▶ [PROBLEM REQUIREMENTS]
Exactly reproduce all the records, keeping pictures out of the copy.

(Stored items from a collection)
——

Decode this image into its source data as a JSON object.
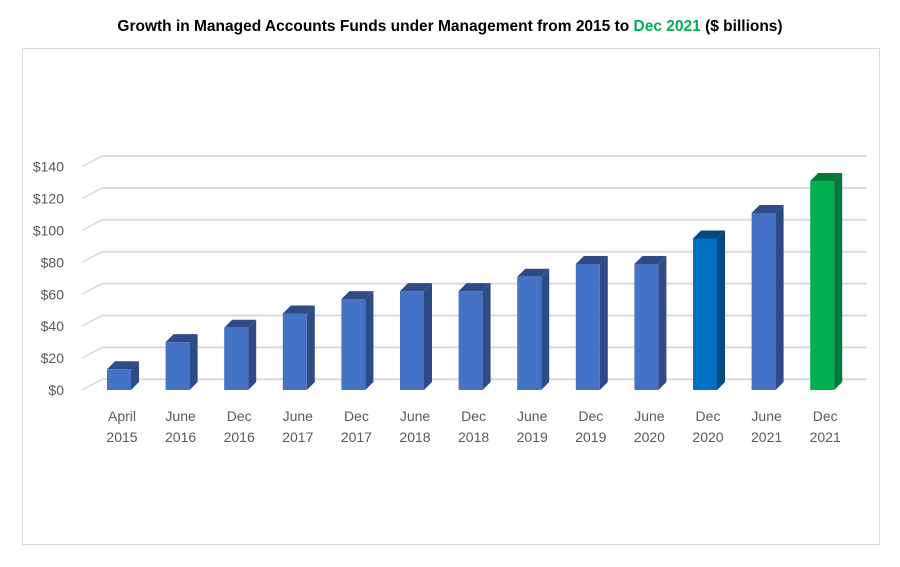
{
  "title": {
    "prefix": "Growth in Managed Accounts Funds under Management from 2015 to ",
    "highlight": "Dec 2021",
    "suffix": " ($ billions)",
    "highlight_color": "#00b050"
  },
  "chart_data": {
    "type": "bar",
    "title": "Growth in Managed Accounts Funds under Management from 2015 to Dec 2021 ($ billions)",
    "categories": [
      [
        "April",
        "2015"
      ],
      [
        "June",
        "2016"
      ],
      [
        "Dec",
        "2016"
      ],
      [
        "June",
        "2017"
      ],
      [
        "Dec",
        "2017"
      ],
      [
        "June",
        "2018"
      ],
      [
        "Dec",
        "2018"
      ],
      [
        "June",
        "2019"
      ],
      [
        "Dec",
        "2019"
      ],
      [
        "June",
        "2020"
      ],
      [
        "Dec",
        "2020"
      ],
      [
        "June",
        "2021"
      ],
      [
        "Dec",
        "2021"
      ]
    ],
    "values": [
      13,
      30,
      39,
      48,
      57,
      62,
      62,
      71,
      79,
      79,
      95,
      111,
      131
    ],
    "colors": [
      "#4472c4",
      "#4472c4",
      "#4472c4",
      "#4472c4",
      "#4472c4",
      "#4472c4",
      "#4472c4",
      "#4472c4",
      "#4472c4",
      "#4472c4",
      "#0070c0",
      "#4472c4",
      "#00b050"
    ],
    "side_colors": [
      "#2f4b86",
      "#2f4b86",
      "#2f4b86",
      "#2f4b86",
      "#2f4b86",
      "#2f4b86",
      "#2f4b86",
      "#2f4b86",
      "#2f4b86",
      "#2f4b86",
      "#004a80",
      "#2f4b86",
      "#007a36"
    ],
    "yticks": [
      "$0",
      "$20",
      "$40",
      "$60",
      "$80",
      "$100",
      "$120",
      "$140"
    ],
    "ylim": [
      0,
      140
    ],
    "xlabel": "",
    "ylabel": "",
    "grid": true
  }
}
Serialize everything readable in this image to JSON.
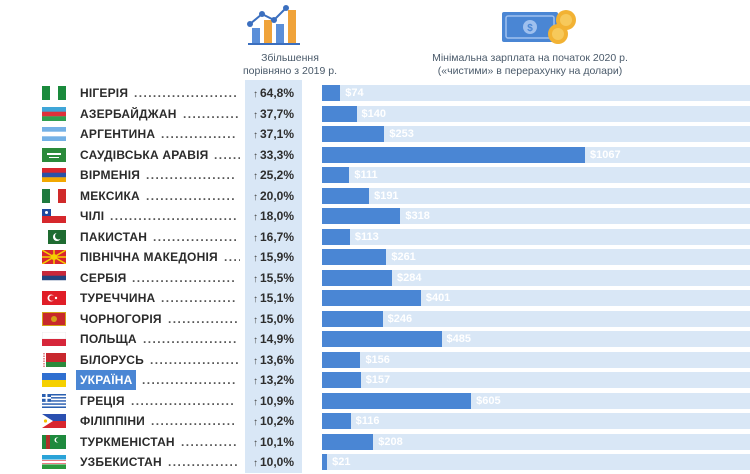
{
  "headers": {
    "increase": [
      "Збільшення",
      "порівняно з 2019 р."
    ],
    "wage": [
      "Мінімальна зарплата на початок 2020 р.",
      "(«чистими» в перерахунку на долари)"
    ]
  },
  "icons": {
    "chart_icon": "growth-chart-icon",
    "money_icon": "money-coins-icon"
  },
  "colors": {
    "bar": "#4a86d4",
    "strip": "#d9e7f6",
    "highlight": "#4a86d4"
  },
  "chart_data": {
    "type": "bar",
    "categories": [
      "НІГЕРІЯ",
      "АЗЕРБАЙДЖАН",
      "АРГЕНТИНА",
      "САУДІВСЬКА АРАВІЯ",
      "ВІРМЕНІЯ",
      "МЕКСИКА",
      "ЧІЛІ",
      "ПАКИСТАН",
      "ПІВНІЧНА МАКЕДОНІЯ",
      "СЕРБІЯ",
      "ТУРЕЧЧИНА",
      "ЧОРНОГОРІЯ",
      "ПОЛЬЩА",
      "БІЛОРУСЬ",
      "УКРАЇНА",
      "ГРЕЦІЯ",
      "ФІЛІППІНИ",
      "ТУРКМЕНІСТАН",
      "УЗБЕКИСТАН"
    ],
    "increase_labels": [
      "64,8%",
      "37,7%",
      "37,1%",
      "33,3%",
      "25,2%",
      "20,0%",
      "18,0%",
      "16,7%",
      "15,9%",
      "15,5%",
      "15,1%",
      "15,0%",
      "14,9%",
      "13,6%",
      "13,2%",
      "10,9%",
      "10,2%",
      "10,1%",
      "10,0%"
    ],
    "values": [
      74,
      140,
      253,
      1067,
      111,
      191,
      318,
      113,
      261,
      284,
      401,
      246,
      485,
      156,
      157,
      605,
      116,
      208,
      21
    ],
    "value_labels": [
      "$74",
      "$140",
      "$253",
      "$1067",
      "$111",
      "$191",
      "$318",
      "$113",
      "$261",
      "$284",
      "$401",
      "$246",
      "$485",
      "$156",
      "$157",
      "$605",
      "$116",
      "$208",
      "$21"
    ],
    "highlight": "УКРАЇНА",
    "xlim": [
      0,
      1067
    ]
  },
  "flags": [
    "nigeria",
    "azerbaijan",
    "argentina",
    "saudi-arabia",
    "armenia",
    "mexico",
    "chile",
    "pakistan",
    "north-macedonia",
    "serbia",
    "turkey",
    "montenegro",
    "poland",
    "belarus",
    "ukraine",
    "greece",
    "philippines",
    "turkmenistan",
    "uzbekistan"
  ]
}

——

▶ [EXERCISE SOLUTION]
Decode this image into its source data as a JSON object.
{
  "title": {
    "prefix": "Growth in Managed Accounts Funds under Management from 2015 to ",
    "highlight": "Dec 2021",
    "suffix": " ($ billions)",
    "highlight_color": "#00b050"
  },
  "chart_data": {
    "type": "bar",
    "title": "Growth in Managed Accounts Funds under Management from 2015 to Dec 2021 ($ billions)",
    "categories": [
      [
        "April",
        "2015"
      ],
      [
        "June",
        "2016"
      ],
      [
        "Dec",
        "2016"
      ],
      [
        "June",
        "2017"
      ],
      [
        "Dec",
        "2017"
      ],
      [
        "June",
        "2018"
      ],
      [
        "Dec",
        "2018"
      ],
      [
        "June",
        "2019"
      ],
      [
        "Dec",
        "2019"
      ],
      [
        "June",
        "2020"
      ],
      [
        "Dec",
        "2020"
      ],
      [
        "June",
        "2021"
      ],
      [
        "Dec",
        "2021"
      ]
    ],
    "values": [
      13,
      30,
      39,
      48,
      57,
      62,
      62,
      71,
      79,
      79,
      95,
      111,
      131
    ],
    "colors": [
      "#4472c4",
      "#4472c4",
      "#4472c4",
      "#4472c4",
      "#4472c4",
      "#4472c4",
      "#4472c4",
      "#4472c4",
      "#4472c4",
      "#4472c4",
      "#0070c0",
      "#4472c4",
      "#00b050"
    ],
    "side_colors": [
      "#2f4b86",
      "#2f4b86",
      "#2f4b86",
      "#2f4b86",
      "#2f4b86",
      "#2f4b86",
      "#2f4b86",
      "#2f4b86",
      "#2f4b86",
      "#2f4b86",
      "#004a80",
      "#2f4b86",
      "#007a36"
    ],
    "yticks": [
      "$0",
      "$20",
      "$40",
      "$60",
      "$80",
      "$100",
      "$120",
      "$140"
    ],
    "ylim": [
      0,
      140
    ],
    "xlabel": "",
    "ylabel": "",
    "grid": true
  }
}
Serialize everything readable in this image to JSON.
{
  "headers": {
    "increase": [
      "Збільшення",
      "порівняно з 2019 р."
    ],
    "wage": [
      "Мінімальна зарплата на початок 2020 р.",
      "(«чистими» в перерахунку на долари)"
    ]
  },
  "icons": {
    "chart_icon": "growth-chart-icon",
    "money_icon": "money-coins-icon"
  },
  "colors": {
    "bar": "#4a86d4",
    "strip": "#d9e7f6",
    "highlight": "#4a86d4"
  },
  "chart_data": {
    "type": "bar",
    "categories": [
      "НІГЕРІЯ",
      "АЗЕРБАЙДЖАН",
      "АРГЕНТИНА",
      "САУДІВСЬКА АРАВІЯ",
      "ВІРМЕНІЯ",
      "МЕКСИКА",
      "ЧІЛІ",
      "ПАКИСТАН",
      "ПІВНІЧНА МАКЕДОНІЯ",
      "СЕРБІЯ",
      "ТУРЕЧЧИНА",
      "ЧОРНОГОРІЯ",
      "ПОЛЬЩА",
      "БІЛОРУСЬ",
      "УКРАЇНА",
      "ГРЕЦІЯ",
      "ФІЛІППІНИ",
      "ТУРКМЕНІСТАН",
      "УЗБЕКИСТАН"
    ],
    "increase_labels": [
      "64,8%",
      "37,7%",
      "37,1%",
      "33,3%",
      "25,2%",
      "20,0%",
      "18,0%",
      "16,7%",
      "15,9%",
      "15,5%",
      "15,1%",
      "15,0%",
      "14,9%",
      "13,6%",
      "13,2%",
      "10,9%",
      "10,2%",
      "10,1%",
      "10,0%"
    ],
    "values": [
      74,
      140,
      253,
      1067,
      111,
      191,
      318,
      113,
      261,
      284,
      401,
      246,
      485,
      156,
      157,
      605,
      116,
      208,
      21
    ],
    "value_labels": [
      "$74",
      "$140",
      "$253",
      "$1067",
      "$111",
      "$191",
      "$318",
      "$113",
      "$261",
      "$284",
      "$401",
      "$246",
      "$485",
      "$156",
      "$157",
      "$605",
      "$116",
      "$208",
      "$21"
    ],
    "highlight": "УКРАЇНА",
    "xlim": [
      0,
      1067
    ]
  },
  "flags": [
    "nigeria",
    "azerbaijan",
    "argentina",
    "saudi-arabia",
    "armenia",
    "mexico",
    "chile",
    "pakistan",
    "north-macedonia",
    "serbia",
    "turkey",
    "montenegro",
    "poland",
    "belarus",
    "ukraine",
    "greece",
    "philippines",
    "turkmenistan",
    "uzbekistan"
  ]
}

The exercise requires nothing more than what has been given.